Chez mon père, nous avions toujours toutes les dernières consoles de jeux vidéos. J'ai été toute la panoplie de personnages de jeux vidéo, j'avais évidemment des préférences, un plaisir marqué à incarner certains d'entre eux, sans parler de ceux de la télévision interactive de Vidéotron! Ces personnages ont tous un peu forgé mon identité à certains moments de ma vie. Un seul nom est resté : PacMan. Mon père m'appelait ainsi, car je dévalisais le réfrigérateur. Je suis encore reconnue pour mon très très bon appétit. Je suis un peu PacMan.
Puis l'époque des camps de vacances est arrivée. Lorsque j'entrais au camp de vacances, je devais laisser Paule, Touti, Lucianne, PacMan (etc.) à la maison pour devenir "merise", par exemple. Jeune adulte, je travaillais dans une base de plein air où l'on me surnommait Bout d'choux car j'étais la plus jeune dans la cuisine. L'année suivante, je suis devenue la bar tender de la place et on m'appelait toujours ainsi, par habitude. Être bout d'choux, dans la cuisine, c'était cute. Être bout d'choux, en arrière du bar dans un week-end célibataire, c'était carrément problématique.
Lorsque j'ai découvert Second Life, j'ai publiquement révélé Touti. C'était à la même époque où je suivais des cours de musique électronique à l'UdeM. Touti Maktoum était une historienne de l'art qui explorait le monde virtuel, qui échangeait sur la plateforme Odyssey, Contemporary Arts and Performances et qui faisait de la musique électronique (j'ai retiré le profil
Myspace en question). Paule allait à l'UQAM pendant que Touti allait à l'UdeM faire de la musique électronique et se baladait sur Second Life.
Comme bien des gens, j'ai joyeusement emprunté l'identité de Mouchette et de David Still, les avatars créés par l'artiste de net art Martine Neddam. Il fallait bien que je devienne un peu ces personnages afin de les étudier dans le cadre de ma thèse. Ensuite, Touti Maktoum a infiltré la plateforme de Neddam, virtualperson.net. Mes avatars ont tous été, par la suite, influencés par le travail de cette artiste.

◆ Objectif de la tâche
Citez textuellement, dans le passage retenu, tout ce qui va de « Comme bien des » jusqu'à « de cette artiste. ». Le listing n'a aucun lien avec le passage retenu.

◆ Matériel

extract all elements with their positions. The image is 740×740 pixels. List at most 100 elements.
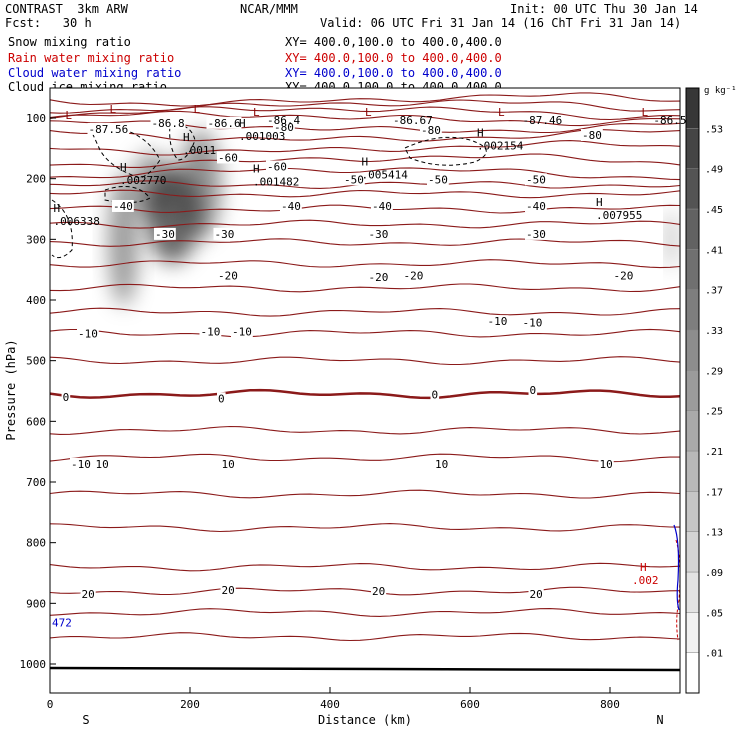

◆ Tâche accomplie
Comme bien des gens, j'ai joyeusement emprunté l'identité de Mouchette et de David Still, les avatars créés par l'artiste de net art Martine Neddam. Il fallait bien que je devienne un peu ces personnages afin de les étudier dans le cadre de ma thèse. Ensuite, Touti Maktoum a infiltré la plateforme de Neddam, virtualperson.net. Mes avatars ont tous été, par la suite, influencés par le travail de cette artiste.